[Exercise details]:
Transcribe all of the records word for word, but omit the pictures.

================================

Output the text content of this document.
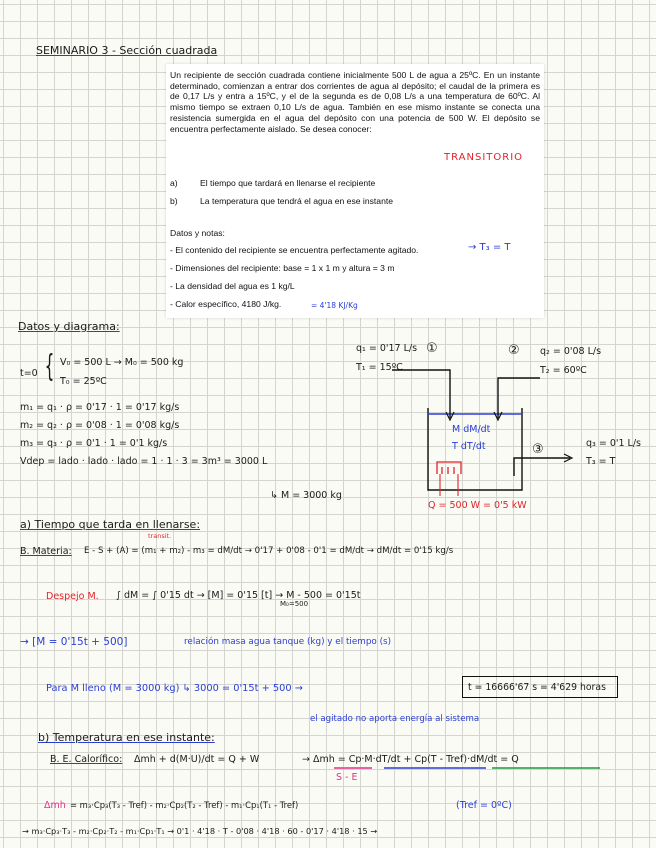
SEMINARIO 3 - Sección cuadrada
Un recipiente de sección cuadrada contiene inicialmente 500 L de agua a 25ºC. En un instante determinado, comienzan a entrar dos corrientes de agua al depósito; el caudal de la primera es de 0,17 L/s y entra a 15ºC, y el de la segunda es de 0,08 L/s a una temperatura de 60ºC. Al mismo tiempo se extraen 0,10 L/s de agua. También en ese mismo instante se conecta una resistencia sumergida en el agua del depósito con una potencia de 500 W. El depósito se encuentra perfectamente aislado. Se desea conocer:
TRANSITORIO
a)	El tiempo que tardará en llenarse el recipiente
b)	La temperatura que tendrá el agua en ese instante
Datos y notas:
- El contenido del recipiente se encuentra perfectamente agitado.
- Dimensiones del recipiente: base = 1 x 1 m y altura = 3 m
- La densidad del agua es 1 kg/L
- Calor específico, 4180 J/kg.
→ T₃ = T
= 4'18 KJ/Kg
Datos y diagrama:
t=0 { V₀ = 500 L → M₀ = 500 kg
T₀ = 25ºC
m₁ = q₁ · ρ = 0'17 · 1 = 0'17 kg/s
m₂ = q₂ · ρ = 0'08 · 1 = 0'08 kg/s
m₃ = q₃ · ρ = 0'1 · 1 = 0'1 kg/s
Vdep = lado · lado · lado = 1 · 1 · 3 = 3m³ = 3000 L
↳ M = 3000 kg
q₁ = 0'17 L/s
T₁ = 15ºC
①	② q₂ = 0'08 L/s
T₂ = 60ºC
M dM/dt
T dT/dt	③	q₃ = 0'1 L/s
T₃ = T
Q = 500 W = 0'5 kW
a) Tiempo que tarda en llenarse:
B. Materia: E - S + (A) = (m₁ + m₂) - m₃ = dM/dt → 0'17 + 0'08 - 0'1 = dM/dt → dM/dt = 0'15 kg/s
transit.
Despejo M. ∫ dM = ∫ 0'15 dt → [M] = 0'15 [t] → M - 500 = 0'15t
M₀=500
→ [M = 0'15t + 500]	relación masa agua tanque (kg) y el tiempo (s)
Para M lleno (M = 3000 kg) ↳ 3000 = 0'15t + 500 →	t = 16666'67 s = 4'629 horas
el agitado no aporta energía al sistema
b) Temperatura en ese instante:
B. E. Calorífico: Δmh + d(M·U)/dt = Q + W	→ Δmh = Cp·M·dT/dt + Cp(T - Tref)·dM/dt = Q
S - E
Δmh = m₃·Cp₃(T₃ - Tref) - m₂·Cp₂(T₂ - Tref) - m₁·Cp₁(T₁ - Tref)	(Tref = 0ºC)
→ m₃·Cp₃·T₃ - m₂·Cp₂·T₂ - m₁·Cp₁·T₁ → 0'1 · 4'18 · T - 0'08 · 4'18 · 60 - 0'17 · 4'18 · 15 →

================================

[Reply to the exercise]:
Output the text content of this document.
SEMINARIO 3 - Sección cuadrada
Un recipiente de sección cuadrada contiene inicialmente 500 L de agua a 25ºC. En un instante determinado, comienzan a entrar dos corrientes de agua al depósito; el caudal de la primera es de 0,17 L/s y entra a 15ºC, y el de la segunda es de 0,08 L/s a una temperatura de 60ºC. Al mismo tiempo se extraen 0,10 L/s de agua. También en ese mismo instante se conecta una resistencia sumergida en el agua del depósito con una potencia de 500 W. El depósito se encuentra perfectamente aislado. Se desea conocer:
TRANSITORIO
a)	El tiempo que tardará en llenarse el recipiente
b)	La temperatura que tendrá el agua en ese instante
Datos y notas:
- El contenido del recipiente se encuentra perfectamente agitado.
- Dimensiones del recipiente: base = 1 x 1 m y altura = 3 m
- La densidad del agua es 1 kg/L
- Calor específico, 4180 J/kg.
→ T₃ = T
= 4'18 KJ/Kg
Datos y diagrama:
t=0 { V₀ = 500 L → M₀ = 500 kg
T₀ = 25ºC
m₁ = q₁ · ρ = 0'17 · 1 = 0'17 kg/s
m₂ = q₂ · ρ = 0'08 · 1 = 0'08 kg/s
m₃ = q₃ · ρ = 0'1 · 1 = 0'1 kg/s
Vdep = lado · lado · lado = 1 · 1 · 3 = 3m³ = 3000 L
↳ M = 3000 kg
q₁ = 0'17 L/s
T₁ = 15ºC
①	② q₂ = 0'08 L/s
T₂ = 60ºC
M dM/dt
T dT/dt	③	q₃ = 0'1 L/s
T₃ = T
Q = 500 W = 0'5 kW
a) Tiempo que tarda en llenarse:
B. Materia: E - S + (A) = (m₁ + m₂) - m₃ = dM/dt → 0'17 + 0'08 - 0'1 = dM/dt → dM/dt = 0'15 kg/s
transit.
Despejo M. ∫ dM = ∫ 0'15 dt → [M] = 0'15 [t] → M - 500 = 0'15t
M₀=500
→ [M = 0'15t + 500]	relación masa agua tanque (kg) y el tiempo (s)
Para M lleno (M = 3000 kg) ↳ 3000 = 0'15t + 500 →	t = 16666'67 s = 4'629 horas
el agitado no aporta energía al sistema
b) Temperatura en ese instante:
B. E. Calorífico: Δmh + d(M·U)/dt = Q + W	→ Δmh = Cp·M·dT/dt + Cp(T - Tref)·dM/dt = Q
S - E
Δmh = m₃·Cp₃(T₃ - Tref) - m₂·Cp₂(T₂ - Tref) - m₁·Cp₁(T₁ - Tref)	(Tref = 0ºC)
→ m₃·Cp₃·T₃ - m₂·Cp₂·T₂ - m₁·Cp₁·T₁ → 0'1 · 4'18 · T - 0'08 · 4'18 · 60 - 0'17 · 4'18 · 15 →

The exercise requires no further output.